Only the number is wanted: how many lines contain the word "letter"?

### Records to use ###

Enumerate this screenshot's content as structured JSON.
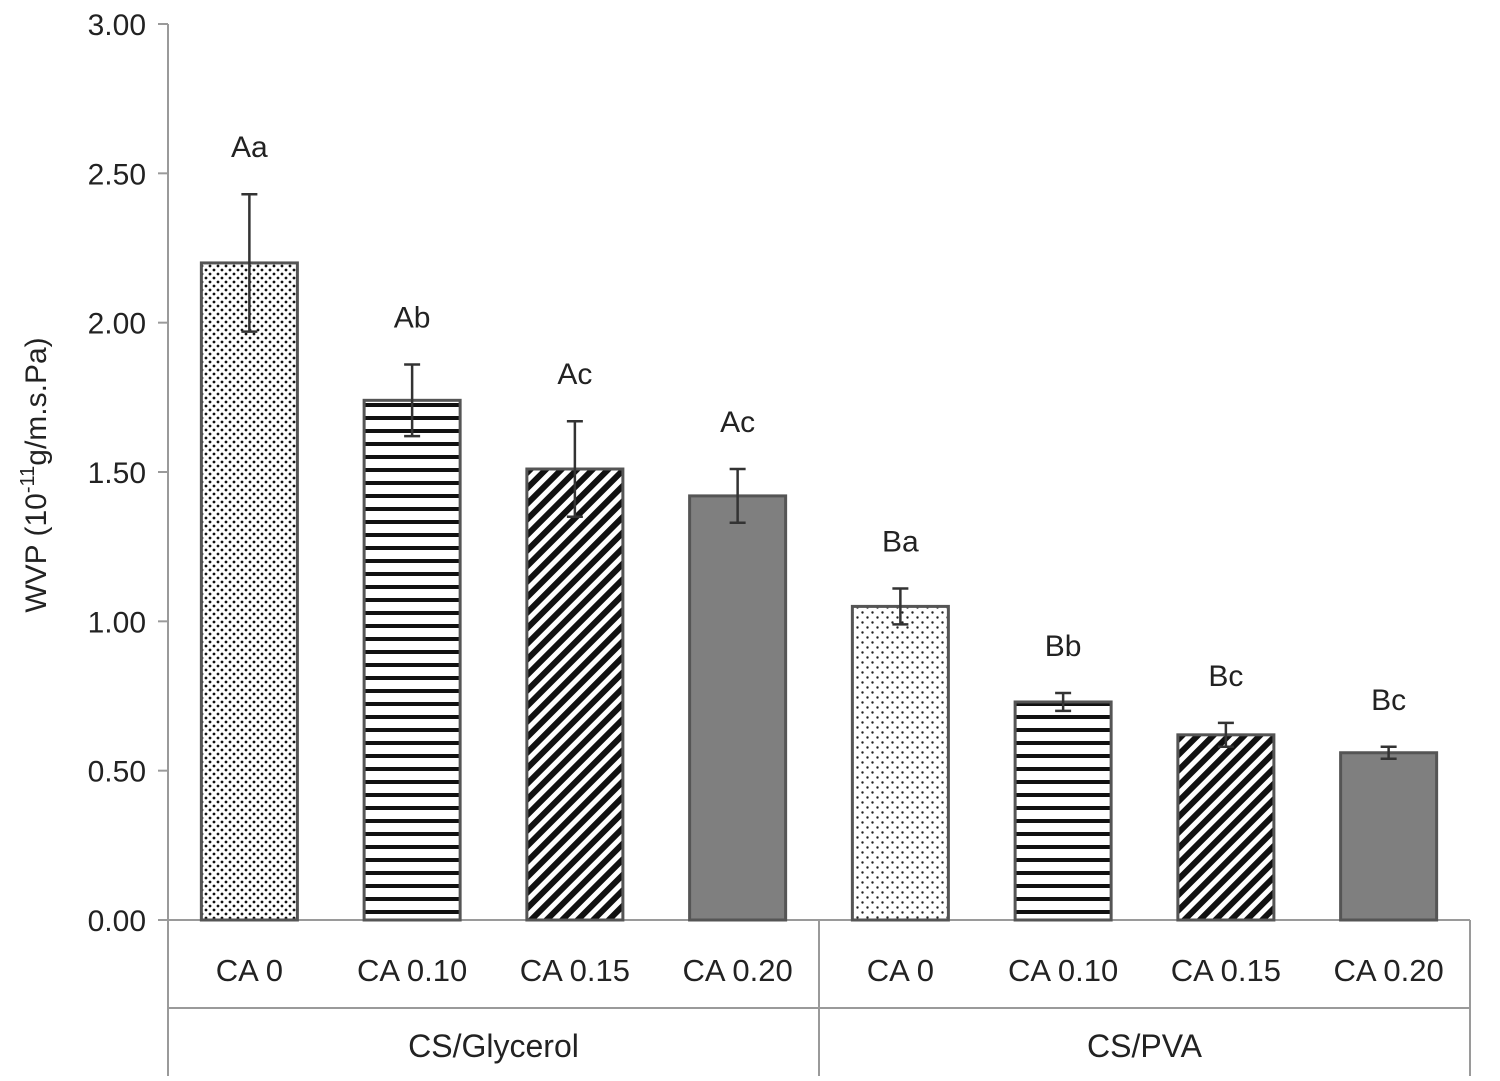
{
  "chart_data": {
    "type": "bar",
    "title": "",
    "xlabel": "",
    "ylabel": "WVP (10",
    "ylabel_sup": "-11",
    "ylabel_tail": "g/m.s.Pa)",
    "ylim": [
      0,
      3.0
    ],
    "yticks": [
      "0.00",
      "0.50",
      "1.00",
      "1.50",
      "2.00",
      "2.50",
      "3.00"
    ],
    "ytick_values": [
      0,
      0.5,
      1.0,
      1.5,
      2.0,
      2.5,
      3.0
    ],
    "grid": false,
    "groups": [
      {
        "name": "CS/Glycerol",
        "bars": [
          {
            "category": "CA 0",
            "value": 2.2,
            "error": 0.23,
            "letter": "Aa",
            "pattern": "dots-dense"
          },
          {
            "category": "CA 0.10",
            "value": 1.74,
            "error": 0.12,
            "letter": "Ab",
            "pattern": "horizontal-stripes"
          },
          {
            "category": "CA 0.15",
            "value": 1.51,
            "error": 0.16,
            "letter": "Ac",
            "pattern": "diagonal-stripes"
          },
          {
            "category": "CA 0.20",
            "value": 1.42,
            "error": 0.09,
            "letter": "Ac",
            "pattern": "solid-gray"
          }
        ]
      },
      {
        "name": "CS/PVA",
        "bars": [
          {
            "category": "CA 0",
            "value": 1.05,
            "error": 0.06,
            "letter": "Ba",
            "pattern": "dots-sparse"
          },
          {
            "category": "CA 0.10",
            "value": 0.73,
            "error": 0.03,
            "letter": "Bb",
            "pattern": "horizontal-stripes"
          },
          {
            "category": "CA 0.15",
            "value": 0.62,
            "error": 0.04,
            "letter": "Bc",
            "pattern": "diagonal-stripes"
          },
          {
            "category": "CA 0.20",
            "value": 0.56,
            "error": 0.02,
            "letter": "Bc",
            "pattern": "solid-gray"
          }
        ]
      }
    ],
    "colors": {
      "axis": "#9a9a9a",
      "bar_outline": "#555555",
      "solid_fill": "#7f7f7f",
      "pattern_ink": "#111111",
      "error_bar": "#333333",
      "text": "#222222"
    }
  }
}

###

The response =
8